▸ What to produce
Gather all lines in the records below that include the word "SRMTID".

******************************

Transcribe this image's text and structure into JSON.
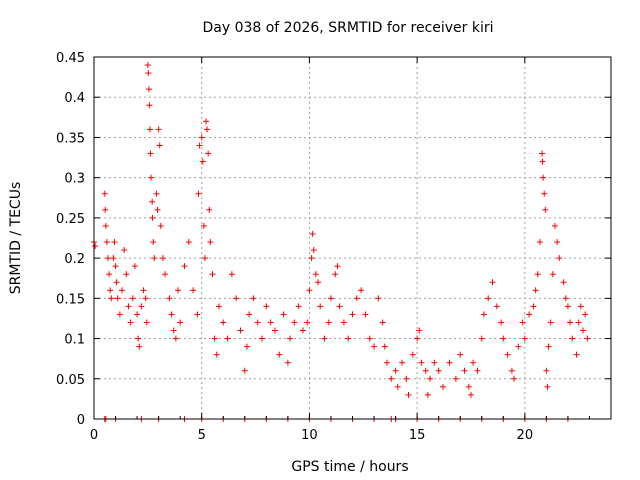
{
  "chart_data": {
    "type": "scatter",
    "title": "Day 038 of 2026, SRMTID for receiver kiri",
    "xlabel": "GPS time / hours",
    "ylabel": "SRMTID / TECUs",
    "xlim": [
      0,
      24
    ],
    "ylim": [
      0,
      0.45
    ],
    "xticks": [
      0,
      5,
      10,
      15,
      20
    ],
    "xtick_labels": [
      "0",
      "5",
      "10",
      "15",
      "20"
    ],
    "yticks": [
      0,
      0.05,
      0.1,
      0.15,
      0.2,
      0.25,
      0.3,
      0.35,
      0.4,
      0.45
    ],
    "ytick_labels": [
      "0",
      "0.05",
      "0.1",
      "0.15",
      "0.2",
      "0.25",
      "0.3",
      "0.35",
      "0.4",
      "0.45"
    ],
    "grid": true,
    "marker": "+",
    "marker_color": "#ff0000",
    "series": [
      {
        "name": "SRMTID",
        "points": [
          [
            0.0,
            0.22
          ],
          [
            0.05,
            0.215
          ],
          [
            0.5,
            0.28
          ],
          [
            0.52,
            0.26
          ],
          [
            0.55,
            0.24
          ],
          [
            0.6,
            0.22
          ],
          [
            0.65,
            0.2
          ],
          [
            0.7,
            0.18
          ],
          [
            0.75,
            0.16
          ],
          [
            0.8,
            0.15
          ],
          [
            0.9,
            0.2
          ],
          [
            0.95,
            0.22
          ],
          [
            1.0,
            0.19
          ],
          [
            1.05,
            0.17
          ],
          [
            1.1,
            0.15
          ],
          [
            1.2,
            0.13
          ],
          [
            1.3,
            0.16
          ],
          [
            1.4,
            0.21
          ],
          [
            1.5,
            0.18
          ],
          [
            1.6,
            0.14
          ],
          [
            1.7,
            0.12
          ],
          [
            1.8,
            0.15
          ],
          [
            1.9,
            0.19
          ],
          [
            2.0,
            0.13
          ],
          [
            2.05,
            0.1
          ],
          [
            2.1,
            0.09
          ],
          [
            2.2,
            0.14
          ],
          [
            2.3,
            0.16
          ],
          [
            2.4,
            0.15
          ],
          [
            2.45,
            0.12
          ],
          [
            2.5,
            0.44
          ],
          [
            2.52,
            0.43
          ],
          [
            2.55,
            0.41
          ],
          [
            2.57,
            0.39
          ],
          [
            2.6,
            0.36
          ],
          [
            2.62,
            0.33
          ],
          [
            2.65,
            0.3
          ],
          [
            2.7,
            0.27
          ],
          [
            2.72,
            0.25
          ],
          [
            2.75,
            0.22
          ],
          [
            2.8,
            0.2
          ],
          [
            2.9,
            0.28
          ],
          [
            2.95,
            0.26
          ],
          [
            3.0,
            0.36
          ],
          [
            3.05,
            0.34
          ],
          [
            3.1,
            0.24
          ],
          [
            3.2,
            0.2
          ],
          [
            3.3,
            0.18
          ],
          [
            3.5,
            0.15
          ],
          [
            3.6,
            0.13
          ],
          [
            3.7,
            0.11
          ],
          [
            3.8,
            0.1
          ],
          [
            3.9,
            0.16
          ],
          [
            4.0,
            0.12
          ],
          [
            4.2,
            0.19
          ],
          [
            4.4,
            0.22
          ],
          [
            4.6,
            0.16
          ],
          [
            4.8,
            0.13
          ],
          [
            4.85,
            0.28
          ],
          [
            4.9,
            0.34
          ],
          [
            5.0,
            0.35
          ],
          [
            5.05,
            0.32
          ],
          [
            5.1,
            0.24
          ],
          [
            5.15,
            0.2
          ],
          [
            5.2,
            0.37
          ],
          [
            5.25,
            0.36
          ],
          [
            5.3,
            0.33
          ],
          [
            5.35,
            0.26
          ],
          [
            5.4,
            0.22
          ],
          [
            5.5,
            0.18
          ],
          [
            5.6,
            0.1
          ],
          [
            5.7,
            0.08
          ],
          [
            5.8,
            0.14
          ],
          [
            6.0,
            0.12
          ],
          [
            6.2,
            0.1
          ],
          [
            6.4,
            0.18
          ],
          [
            6.6,
            0.15
          ],
          [
            6.8,
            0.11
          ],
          [
            7.0,
            0.06
          ],
          [
            7.1,
            0.09
          ],
          [
            7.2,
            0.13
          ],
          [
            7.4,
            0.15
          ],
          [
            7.6,
            0.12
          ],
          [
            7.8,
            0.1
          ],
          [
            8.0,
            0.14
          ],
          [
            8.2,
            0.12
          ],
          [
            8.4,
            0.11
          ],
          [
            8.6,
            0.08
          ],
          [
            8.8,
            0.13
          ],
          [
            9.0,
            0.07
          ],
          [
            9.1,
            0.1
          ],
          [
            9.3,
            0.12
          ],
          [
            9.5,
            0.14
          ],
          [
            9.7,
            0.11
          ],
          [
            9.9,
            0.12
          ],
          [
            10.0,
            0.16
          ],
          [
            10.1,
            0.2
          ],
          [
            10.15,
            0.23
          ],
          [
            10.2,
            0.21
          ],
          [
            10.3,
            0.18
          ],
          [
            10.4,
            0.17
          ],
          [
            10.5,
            0.14
          ],
          [
            10.7,
            0.1
          ],
          [
            10.9,
            0.12
          ],
          [
            11.0,
            0.15
          ],
          [
            11.2,
            0.18
          ],
          [
            11.3,
            0.19
          ],
          [
            11.4,
            0.14
          ],
          [
            11.6,
            0.12
          ],
          [
            11.8,
            0.1
          ],
          [
            12.0,
            0.13
          ],
          [
            12.2,
            0.15
          ],
          [
            12.4,
            0.16
          ],
          [
            12.6,
            0.13
          ],
          [
            12.8,
            0.1
          ],
          [
            13.0,
            0.09
          ],
          [
            13.2,
            0.15
          ],
          [
            13.4,
            0.12
          ],
          [
            13.5,
            0.09
          ],
          [
            13.6,
            0.07
          ],
          [
            13.8,
            0.05
          ],
          [
            14.0,
            0.06
          ],
          [
            14.1,
            0.04
          ],
          [
            14.3,
            0.07
          ],
          [
            14.5,
            0.05
          ],
          [
            14.6,
            0.03
          ],
          [
            14.8,
            0.08
          ],
          [
            15.0,
            0.1
          ],
          [
            15.1,
            0.11
          ],
          [
            15.2,
            0.07
          ],
          [
            15.4,
            0.06
          ],
          [
            15.5,
            0.03
          ],
          [
            15.6,
            0.05
          ],
          [
            15.8,
            0.07
          ],
          [
            16.0,
            0.06
          ],
          [
            16.2,
            0.04
          ],
          [
            16.5,
            0.07
          ],
          [
            16.8,
            0.05
          ],
          [
            17.0,
            0.08
          ],
          [
            17.2,
            0.06
          ],
          [
            17.4,
            0.04
          ],
          [
            17.5,
            0.03
          ],
          [
            17.6,
            0.07
          ],
          [
            17.8,
            0.06
          ],
          [
            18.0,
            0.1
          ],
          [
            18.1,
            0.13
          ],
          [
            18.3,
            0.15
          ],
          [
            18.5,
            0.17
          ],
          [
            18.7,
            0.14
          ],
          [
            18.9,
            0.12
          ],
          [
            19.0,
            0.1
          ],
          [
            19.2,
            0.08
          ],
          [
            19.4,
            0.06
          ],
          [
            19.5,
            0.05
          ],
          [
            19.7,
            0.09
          ],
          [
            19.9,
            0.12
          ],
          [
            20.0,
            0.1
          ],
          [
            20.2,
            0.13
          ],
          [
            20.4,
            0.14
          ],
          [
            20.5,
            0.16
          ],
          [
            20.6,
            0.18
          ],
          [
            20.7,
            0.22
          ],
          [
            20.8,
            0.33
          ],
          [
            20.82,
            0.32
          ],
          [
            20.85,
            0.3
          ],
          [
            20.9,
            0.28
          ],
          [
            20.95,
            0.26
          ],
          [
            21.0,
            0.06
          ],
          [
            21.05,
            0.04
          ],
          [
            21.1,
            0.09
          ],
          [
            21.2,
            0.12
          ],
          [
            21.3,
            0.18
          ],
          [
            21.4,
            0.24
          ],
          [
            21.5,
            0.22
          ],
          [
            21.6,
            0.2
          ],
          [
            21.8,
            0.17
          ],
          [
            21.9,
            0.15
          ],
          [
            22.0,
            0.14
          ],
          [
            22.1,
            0.12
          ],
          [
            22.2,
            0.1
          ],
          [
            22.4,
            0.08
          ],
          [
            22.5,
            0.12
          ],
          [
            22.6,
            0.14
          ],
          [
            22.7,
            0.11
          ],
          [
            22.8,
            0.13
          ],
          [
            22.9,
            0.1
          ],
          [
            0.5,
            0.0
          ],
          [
            0.55,
            0.0
          ],
          [
            1.0,
            0.0
          ],
          [
            2.2,
            0.0
          ],
          [
            3.0,
            0.0
          ],
          [
            4.2,
            0.0
          ],
          [
            5.0,
            0.0
          ],
          [
            6.0,
            0.0
          ],
          [
            7.0,
            0.0
          ],
          [
            8.0,
            0.0
          ],
          [
            9.0,
            0.0
          ],
          [
            10.0,
            0.0
          ],
          [
            11.0,
            0.0
          ],
          [
            12.0,
            0.0
          ],
          [
            13.0,
            0.0
          ],
          [
            13.8,
            0.0
          ],
          [
            14.0,
            0.0
          ],
          [
            15.0,
            0.0
          ],
          [
            16.0,
            0.0
          ],
          [
            17.0,
            0.0
          ],
          [
            18.0,
            0.0
          ],
          [
            19.0,
            0.0
          ],
          [
            20.0,
            0.0
          ],
          [
            21.0,
            0.0
          ],
          [
            22.0,
            0.0
          ]
        ]
      }
    ]
  }
}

******************************

▸ Solution
    "title": "Day 038 of 2026, SRMTID for receiver kiri",
    "ylabel": "SRMTID / TECUs",
        "name": "SRMTID",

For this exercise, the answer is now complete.